Data entries for graphics
..............................
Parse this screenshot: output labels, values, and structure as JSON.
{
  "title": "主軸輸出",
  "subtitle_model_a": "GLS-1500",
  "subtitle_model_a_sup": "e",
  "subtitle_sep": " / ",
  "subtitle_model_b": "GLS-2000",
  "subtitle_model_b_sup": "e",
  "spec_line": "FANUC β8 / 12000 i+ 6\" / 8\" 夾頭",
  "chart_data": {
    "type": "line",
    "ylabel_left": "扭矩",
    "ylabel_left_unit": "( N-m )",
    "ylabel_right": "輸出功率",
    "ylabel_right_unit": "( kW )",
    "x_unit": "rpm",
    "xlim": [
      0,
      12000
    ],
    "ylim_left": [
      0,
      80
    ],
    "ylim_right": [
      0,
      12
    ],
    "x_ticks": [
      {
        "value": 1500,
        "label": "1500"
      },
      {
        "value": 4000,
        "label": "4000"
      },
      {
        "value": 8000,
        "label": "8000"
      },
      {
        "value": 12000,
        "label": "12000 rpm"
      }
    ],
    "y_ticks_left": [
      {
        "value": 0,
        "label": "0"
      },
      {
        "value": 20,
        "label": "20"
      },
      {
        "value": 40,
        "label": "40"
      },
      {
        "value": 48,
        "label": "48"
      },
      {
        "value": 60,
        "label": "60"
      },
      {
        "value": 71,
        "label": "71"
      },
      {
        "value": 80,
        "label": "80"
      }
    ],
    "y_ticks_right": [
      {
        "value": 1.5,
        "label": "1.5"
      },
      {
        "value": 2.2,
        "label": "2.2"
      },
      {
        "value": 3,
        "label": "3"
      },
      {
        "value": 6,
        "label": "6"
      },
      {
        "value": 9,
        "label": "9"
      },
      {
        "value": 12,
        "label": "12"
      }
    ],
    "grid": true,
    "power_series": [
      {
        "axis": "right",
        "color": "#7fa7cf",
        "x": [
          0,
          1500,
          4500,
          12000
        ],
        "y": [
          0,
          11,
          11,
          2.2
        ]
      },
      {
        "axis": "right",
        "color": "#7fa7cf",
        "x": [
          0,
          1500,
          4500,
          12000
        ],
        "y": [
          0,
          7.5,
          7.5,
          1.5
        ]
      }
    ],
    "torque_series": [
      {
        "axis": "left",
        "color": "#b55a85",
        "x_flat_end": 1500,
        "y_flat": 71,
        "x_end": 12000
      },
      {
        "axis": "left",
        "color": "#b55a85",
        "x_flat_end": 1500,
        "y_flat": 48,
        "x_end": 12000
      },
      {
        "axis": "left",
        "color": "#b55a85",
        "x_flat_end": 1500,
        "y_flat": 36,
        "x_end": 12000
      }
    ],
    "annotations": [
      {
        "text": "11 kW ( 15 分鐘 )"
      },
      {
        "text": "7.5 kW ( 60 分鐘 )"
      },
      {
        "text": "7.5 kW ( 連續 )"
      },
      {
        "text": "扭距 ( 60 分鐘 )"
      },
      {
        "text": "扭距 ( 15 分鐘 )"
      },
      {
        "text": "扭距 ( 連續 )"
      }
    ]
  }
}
..............................
Directions
Write the data back out verbatim.

Response below
Parse this screenshot: output labels, values, and structure as JSON.
{
  "title": "主軸輸出",
  "subtitle_model_a": "GLS-1500",
  "subtitle_model_a_sup": "e",
  "subtitle_sep": " / ",
  "subtitle_model_b": "GLS-2000",
  "subtitle_model_b_sup": "e",
  "spec_line": "FANUC β8 / 12000 i+ 6\" / 8\" 夾頭",
  "chart_data": {
    "type": "line",
    "ylabel_left": "扭矩",
    "ylabel_left_unit": "( N-m )",
    "ylabel_right": "輸出功率",
    "ylabel_right_unit": "( kW )",
    "x_unit": "rpm",
    "xlim": [
      0,
      12000
    ],
    "ylim_left": [
      0,
      80
    ],
    "ylim_right": [
      0,
      12
    ],
    "x_ticks": [
      {
        "value": 1500,
        "label": "1500"
      },
      {
        "value": 4000,
        "label": "4000"
      },
      {
        "value": 8000,
        "label": "8000"
      },
      {
        "value": 12000,
        "label": "12000 rpm"
      }
    ],
    "y_ticks_left": [
      {
        "value": 0,
        "label": "0"
      },
      {
        "value": 20,
        "label": "20"
      },
      {
        "value": 40,
        "label": "40"
      },
      {
        "value": 48,
        "label": "48"
      },
      {
        "value": 60,
        "label": "60"
      },
      {
        "value": 71,
        "label": "71"
      },
      {
        "value": 80,
        "label": "80"
      }
    ],
    "y_ticks_right": [
      {
        "value": 1.5,
        "label": "1.5"
      },
      {
        "value": 2.2,
        "label": "2.2"
      },
      {
        "value": 3,
        "label": "3"
      },
      {
        "value": 6,
        "label": "6"
      },
      {
        "value": 9,
        "label": "9"
      },
      {
        "value": 12,
        "label": "12"
      }
    ],
    "grid": true,
    "power_series": [
      {
        "axis": "right",
        "color": "#7fa7cf",
        "x": [
          0,
          1500,
          4500,
          12000
        ],
        "y": [
          0,
          11,
          11,
          2.2
        ]
      },
      {
        "axis": "right",
        "color": "#7fa7cf",
        "x": [
          0,
          1500,
          4500,
          12000
        ],
        "y": [
          0,
          7.5,
          7.5,
          1.5
        ]
      }
    ],
    "torque_series": [
      {
        "axis": "left",
        "color": "#b55a85",
        "x_flat_end": 1500,
        "y_flat": 71,
        "x_end": 12000
      },
      {
        "axis": "left",
        "color": "#b55a85",
        "x_flat_end": 1500,
        "y_flat": 48,
        "x_end": 12000
      },
      {
        "axis": "left",
        "color": "#b55a85",
        "x_flat_end": 1500,
        "y_flat": 36,
        "x_end": 12000
      }
    ],
    "annotations": [
      {
        "text": "11 kW ( 15 分鐘 )"
      },
      {
        "text": "7.5 kW ( 60 分鐘 )"
      },
      {
        "text": "7.5 kW ( 連續 )"
      },
      {
        "text": "扭距 ( 60 分鐘 )"
      },
      {
        "text": "扭距 ( 15 分鐘 )"
      },
      {
        "text": "扭距 ( 連續 )"
      }
    ]
  }
}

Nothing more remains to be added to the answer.